Written exercise: Return all lines in the material below that contain "System".

****

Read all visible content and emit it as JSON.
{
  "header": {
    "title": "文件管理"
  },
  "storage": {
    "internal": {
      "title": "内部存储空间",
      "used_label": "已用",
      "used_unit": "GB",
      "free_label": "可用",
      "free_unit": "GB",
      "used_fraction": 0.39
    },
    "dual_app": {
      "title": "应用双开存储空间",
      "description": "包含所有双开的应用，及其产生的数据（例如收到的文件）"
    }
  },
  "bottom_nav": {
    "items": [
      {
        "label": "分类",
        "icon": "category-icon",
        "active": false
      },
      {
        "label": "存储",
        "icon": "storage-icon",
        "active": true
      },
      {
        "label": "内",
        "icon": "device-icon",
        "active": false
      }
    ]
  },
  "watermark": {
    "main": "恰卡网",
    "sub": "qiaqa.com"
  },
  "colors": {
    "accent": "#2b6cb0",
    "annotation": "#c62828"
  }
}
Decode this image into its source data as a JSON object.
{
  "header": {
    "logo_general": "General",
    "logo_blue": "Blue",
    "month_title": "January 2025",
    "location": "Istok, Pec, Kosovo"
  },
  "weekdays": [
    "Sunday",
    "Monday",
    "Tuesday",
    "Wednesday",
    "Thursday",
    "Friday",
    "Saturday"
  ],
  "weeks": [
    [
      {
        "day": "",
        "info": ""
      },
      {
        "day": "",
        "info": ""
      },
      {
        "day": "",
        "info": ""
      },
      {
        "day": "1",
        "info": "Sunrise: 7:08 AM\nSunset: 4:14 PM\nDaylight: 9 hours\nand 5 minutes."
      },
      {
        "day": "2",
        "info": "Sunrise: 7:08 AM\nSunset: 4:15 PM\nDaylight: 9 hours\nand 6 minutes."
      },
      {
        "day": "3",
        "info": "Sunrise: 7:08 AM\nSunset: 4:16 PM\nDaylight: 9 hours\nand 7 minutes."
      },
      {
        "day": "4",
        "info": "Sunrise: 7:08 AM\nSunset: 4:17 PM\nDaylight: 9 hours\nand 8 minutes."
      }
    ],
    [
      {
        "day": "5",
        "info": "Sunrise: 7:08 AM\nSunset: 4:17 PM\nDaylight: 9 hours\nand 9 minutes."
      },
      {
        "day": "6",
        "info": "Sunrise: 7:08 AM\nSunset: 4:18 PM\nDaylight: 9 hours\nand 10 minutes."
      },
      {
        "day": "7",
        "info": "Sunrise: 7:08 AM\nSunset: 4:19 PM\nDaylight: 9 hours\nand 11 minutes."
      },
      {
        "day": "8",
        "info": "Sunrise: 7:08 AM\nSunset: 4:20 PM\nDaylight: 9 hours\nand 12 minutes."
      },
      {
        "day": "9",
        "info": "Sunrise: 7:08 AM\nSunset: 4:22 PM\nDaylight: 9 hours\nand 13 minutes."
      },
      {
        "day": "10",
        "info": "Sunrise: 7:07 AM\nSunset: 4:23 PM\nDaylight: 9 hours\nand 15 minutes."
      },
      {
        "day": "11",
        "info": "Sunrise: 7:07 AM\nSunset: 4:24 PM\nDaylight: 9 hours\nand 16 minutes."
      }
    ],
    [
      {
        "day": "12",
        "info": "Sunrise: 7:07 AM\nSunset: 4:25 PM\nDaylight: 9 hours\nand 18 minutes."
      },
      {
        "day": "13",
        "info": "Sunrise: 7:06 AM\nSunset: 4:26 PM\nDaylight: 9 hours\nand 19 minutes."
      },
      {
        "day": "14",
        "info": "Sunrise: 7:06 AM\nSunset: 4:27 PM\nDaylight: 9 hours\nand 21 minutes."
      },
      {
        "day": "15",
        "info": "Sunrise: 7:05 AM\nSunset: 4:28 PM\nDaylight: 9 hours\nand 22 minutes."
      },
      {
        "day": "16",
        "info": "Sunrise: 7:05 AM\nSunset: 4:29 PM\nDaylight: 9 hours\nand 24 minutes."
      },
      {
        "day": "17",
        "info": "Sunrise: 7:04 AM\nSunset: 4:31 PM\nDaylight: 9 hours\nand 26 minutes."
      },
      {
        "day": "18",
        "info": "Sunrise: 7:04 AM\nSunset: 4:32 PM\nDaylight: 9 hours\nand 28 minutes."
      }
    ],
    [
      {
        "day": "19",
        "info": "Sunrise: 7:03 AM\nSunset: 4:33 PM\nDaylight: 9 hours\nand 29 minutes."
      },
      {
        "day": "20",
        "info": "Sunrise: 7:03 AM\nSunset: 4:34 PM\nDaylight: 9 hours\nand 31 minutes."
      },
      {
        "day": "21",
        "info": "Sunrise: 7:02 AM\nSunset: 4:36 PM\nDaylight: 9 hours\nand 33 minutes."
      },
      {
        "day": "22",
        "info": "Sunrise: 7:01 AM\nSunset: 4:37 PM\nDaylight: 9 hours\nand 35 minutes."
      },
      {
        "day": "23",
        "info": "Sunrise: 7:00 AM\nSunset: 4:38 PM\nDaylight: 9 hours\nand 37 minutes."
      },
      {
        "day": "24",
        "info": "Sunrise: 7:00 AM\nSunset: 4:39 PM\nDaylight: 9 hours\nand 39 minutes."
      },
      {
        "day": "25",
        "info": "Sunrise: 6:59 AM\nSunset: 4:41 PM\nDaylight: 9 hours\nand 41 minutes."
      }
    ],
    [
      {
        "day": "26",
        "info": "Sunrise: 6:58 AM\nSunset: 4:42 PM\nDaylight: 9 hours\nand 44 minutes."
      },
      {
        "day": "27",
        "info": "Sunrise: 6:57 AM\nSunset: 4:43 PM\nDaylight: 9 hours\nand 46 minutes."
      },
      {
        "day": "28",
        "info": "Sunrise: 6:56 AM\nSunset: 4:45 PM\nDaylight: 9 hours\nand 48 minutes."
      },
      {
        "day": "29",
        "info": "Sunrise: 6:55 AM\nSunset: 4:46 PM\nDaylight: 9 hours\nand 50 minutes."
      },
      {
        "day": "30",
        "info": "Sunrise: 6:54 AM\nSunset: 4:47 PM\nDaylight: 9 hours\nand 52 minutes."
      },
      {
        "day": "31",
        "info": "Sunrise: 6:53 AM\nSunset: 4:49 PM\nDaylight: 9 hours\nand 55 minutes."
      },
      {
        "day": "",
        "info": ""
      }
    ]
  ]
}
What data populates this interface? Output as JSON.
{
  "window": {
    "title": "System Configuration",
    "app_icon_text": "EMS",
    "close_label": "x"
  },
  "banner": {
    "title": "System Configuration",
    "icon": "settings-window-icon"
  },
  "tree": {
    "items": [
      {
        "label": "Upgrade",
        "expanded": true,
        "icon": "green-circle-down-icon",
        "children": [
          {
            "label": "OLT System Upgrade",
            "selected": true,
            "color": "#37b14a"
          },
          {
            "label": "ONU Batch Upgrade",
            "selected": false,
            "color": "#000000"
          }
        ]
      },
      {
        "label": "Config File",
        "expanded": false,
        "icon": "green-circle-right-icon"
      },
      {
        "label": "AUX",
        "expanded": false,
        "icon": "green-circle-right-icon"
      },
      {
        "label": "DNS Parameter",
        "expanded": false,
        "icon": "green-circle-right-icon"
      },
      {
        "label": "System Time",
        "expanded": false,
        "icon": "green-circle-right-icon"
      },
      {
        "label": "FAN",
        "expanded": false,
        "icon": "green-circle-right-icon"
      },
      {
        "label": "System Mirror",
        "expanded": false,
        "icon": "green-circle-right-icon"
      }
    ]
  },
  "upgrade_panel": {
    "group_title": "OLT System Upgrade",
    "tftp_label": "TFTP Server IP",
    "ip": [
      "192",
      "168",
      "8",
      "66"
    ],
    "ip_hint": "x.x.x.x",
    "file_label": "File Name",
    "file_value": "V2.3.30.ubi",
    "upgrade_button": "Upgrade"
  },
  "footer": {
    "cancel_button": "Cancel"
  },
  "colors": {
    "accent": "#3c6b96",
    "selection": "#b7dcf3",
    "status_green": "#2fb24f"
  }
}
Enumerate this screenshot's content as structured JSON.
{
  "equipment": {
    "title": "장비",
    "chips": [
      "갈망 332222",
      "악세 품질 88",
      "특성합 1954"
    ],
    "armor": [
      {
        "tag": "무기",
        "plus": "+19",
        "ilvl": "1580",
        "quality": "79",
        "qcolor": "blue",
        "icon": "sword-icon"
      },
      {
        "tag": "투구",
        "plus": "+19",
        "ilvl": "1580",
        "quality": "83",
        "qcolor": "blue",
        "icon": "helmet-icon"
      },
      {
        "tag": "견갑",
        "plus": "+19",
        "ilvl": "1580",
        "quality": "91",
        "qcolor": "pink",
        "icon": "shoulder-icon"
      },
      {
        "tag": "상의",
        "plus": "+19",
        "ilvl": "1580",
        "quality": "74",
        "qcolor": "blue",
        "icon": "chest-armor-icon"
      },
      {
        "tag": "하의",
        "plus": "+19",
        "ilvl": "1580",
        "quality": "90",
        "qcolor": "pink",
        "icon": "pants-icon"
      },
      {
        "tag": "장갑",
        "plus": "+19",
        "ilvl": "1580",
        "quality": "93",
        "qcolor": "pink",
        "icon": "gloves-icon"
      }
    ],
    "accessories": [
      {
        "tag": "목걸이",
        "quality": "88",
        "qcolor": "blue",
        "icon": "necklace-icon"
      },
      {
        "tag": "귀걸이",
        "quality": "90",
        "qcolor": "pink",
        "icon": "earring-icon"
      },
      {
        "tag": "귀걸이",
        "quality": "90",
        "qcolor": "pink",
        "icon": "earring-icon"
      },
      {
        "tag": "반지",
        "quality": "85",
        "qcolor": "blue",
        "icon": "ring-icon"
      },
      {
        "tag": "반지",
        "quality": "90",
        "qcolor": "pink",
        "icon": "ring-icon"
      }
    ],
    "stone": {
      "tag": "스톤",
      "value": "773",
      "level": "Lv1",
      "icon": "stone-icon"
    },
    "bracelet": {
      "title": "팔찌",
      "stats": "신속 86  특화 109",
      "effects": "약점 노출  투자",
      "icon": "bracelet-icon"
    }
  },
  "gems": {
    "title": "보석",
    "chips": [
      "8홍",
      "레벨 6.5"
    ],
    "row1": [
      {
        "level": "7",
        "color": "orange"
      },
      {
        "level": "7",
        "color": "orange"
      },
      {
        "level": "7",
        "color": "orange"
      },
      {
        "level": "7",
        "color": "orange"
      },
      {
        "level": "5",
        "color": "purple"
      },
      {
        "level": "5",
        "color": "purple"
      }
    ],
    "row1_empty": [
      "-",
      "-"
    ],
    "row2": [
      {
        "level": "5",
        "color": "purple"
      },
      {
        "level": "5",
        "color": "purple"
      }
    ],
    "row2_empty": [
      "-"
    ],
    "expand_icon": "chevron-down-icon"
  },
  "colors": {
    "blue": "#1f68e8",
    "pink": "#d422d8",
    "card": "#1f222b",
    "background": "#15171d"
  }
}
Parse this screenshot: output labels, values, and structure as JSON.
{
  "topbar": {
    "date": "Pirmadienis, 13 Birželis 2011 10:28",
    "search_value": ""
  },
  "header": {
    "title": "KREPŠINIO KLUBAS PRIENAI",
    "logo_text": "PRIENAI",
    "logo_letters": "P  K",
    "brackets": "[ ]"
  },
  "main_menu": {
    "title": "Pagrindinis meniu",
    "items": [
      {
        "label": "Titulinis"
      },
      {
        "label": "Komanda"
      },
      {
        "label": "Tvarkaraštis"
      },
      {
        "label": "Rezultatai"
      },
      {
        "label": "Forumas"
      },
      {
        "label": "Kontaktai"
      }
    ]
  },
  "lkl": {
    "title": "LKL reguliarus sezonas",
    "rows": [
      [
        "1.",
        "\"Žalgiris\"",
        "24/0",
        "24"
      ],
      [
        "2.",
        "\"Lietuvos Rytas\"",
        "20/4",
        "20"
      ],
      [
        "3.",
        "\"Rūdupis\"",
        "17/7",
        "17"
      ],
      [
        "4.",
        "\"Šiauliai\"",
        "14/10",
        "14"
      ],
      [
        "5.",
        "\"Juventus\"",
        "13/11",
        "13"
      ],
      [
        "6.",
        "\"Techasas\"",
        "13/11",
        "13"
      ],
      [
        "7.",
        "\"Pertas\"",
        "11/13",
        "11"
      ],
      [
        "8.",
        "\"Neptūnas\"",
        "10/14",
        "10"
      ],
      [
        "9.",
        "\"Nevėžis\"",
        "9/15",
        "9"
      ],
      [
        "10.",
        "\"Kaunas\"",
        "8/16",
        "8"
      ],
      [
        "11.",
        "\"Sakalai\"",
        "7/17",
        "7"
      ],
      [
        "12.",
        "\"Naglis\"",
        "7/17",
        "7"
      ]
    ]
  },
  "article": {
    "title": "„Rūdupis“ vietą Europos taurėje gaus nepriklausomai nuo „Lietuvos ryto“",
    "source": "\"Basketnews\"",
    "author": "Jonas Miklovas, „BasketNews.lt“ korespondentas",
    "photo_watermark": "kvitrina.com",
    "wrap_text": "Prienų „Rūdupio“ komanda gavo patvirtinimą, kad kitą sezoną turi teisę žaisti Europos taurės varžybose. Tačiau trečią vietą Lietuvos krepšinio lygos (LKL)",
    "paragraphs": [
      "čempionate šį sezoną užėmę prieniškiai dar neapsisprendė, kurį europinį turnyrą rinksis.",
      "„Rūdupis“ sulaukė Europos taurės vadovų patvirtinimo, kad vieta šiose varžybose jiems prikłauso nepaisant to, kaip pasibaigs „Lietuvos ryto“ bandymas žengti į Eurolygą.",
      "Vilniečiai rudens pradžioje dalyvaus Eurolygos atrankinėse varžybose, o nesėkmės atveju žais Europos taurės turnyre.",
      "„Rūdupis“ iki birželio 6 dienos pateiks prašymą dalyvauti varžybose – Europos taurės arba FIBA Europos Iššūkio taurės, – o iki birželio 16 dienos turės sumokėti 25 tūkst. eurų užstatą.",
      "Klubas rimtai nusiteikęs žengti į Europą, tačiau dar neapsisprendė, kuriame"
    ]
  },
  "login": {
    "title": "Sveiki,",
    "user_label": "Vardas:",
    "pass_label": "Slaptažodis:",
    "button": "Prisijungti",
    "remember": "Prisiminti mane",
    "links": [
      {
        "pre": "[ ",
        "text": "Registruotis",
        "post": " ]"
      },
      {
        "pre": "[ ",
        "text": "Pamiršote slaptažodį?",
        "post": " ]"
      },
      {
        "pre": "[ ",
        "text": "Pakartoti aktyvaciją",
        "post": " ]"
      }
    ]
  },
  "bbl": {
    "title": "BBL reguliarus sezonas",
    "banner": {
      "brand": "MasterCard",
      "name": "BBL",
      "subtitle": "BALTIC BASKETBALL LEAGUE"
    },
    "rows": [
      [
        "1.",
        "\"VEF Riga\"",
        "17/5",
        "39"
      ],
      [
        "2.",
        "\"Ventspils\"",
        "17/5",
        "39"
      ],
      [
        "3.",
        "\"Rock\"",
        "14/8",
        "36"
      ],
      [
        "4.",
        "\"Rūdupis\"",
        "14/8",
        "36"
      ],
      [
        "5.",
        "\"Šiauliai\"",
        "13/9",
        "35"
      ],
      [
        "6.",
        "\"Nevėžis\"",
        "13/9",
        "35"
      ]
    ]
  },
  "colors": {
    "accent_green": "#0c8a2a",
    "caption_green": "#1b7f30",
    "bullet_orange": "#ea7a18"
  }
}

****

Output for this task:
    "title": "System Configuration",
    "title": "System Configuration",
            "label": "OLT System Upgrade",
        "label": "System Time",
        "label": "System Mirror",
    "group_title": "OLT System Upgrade",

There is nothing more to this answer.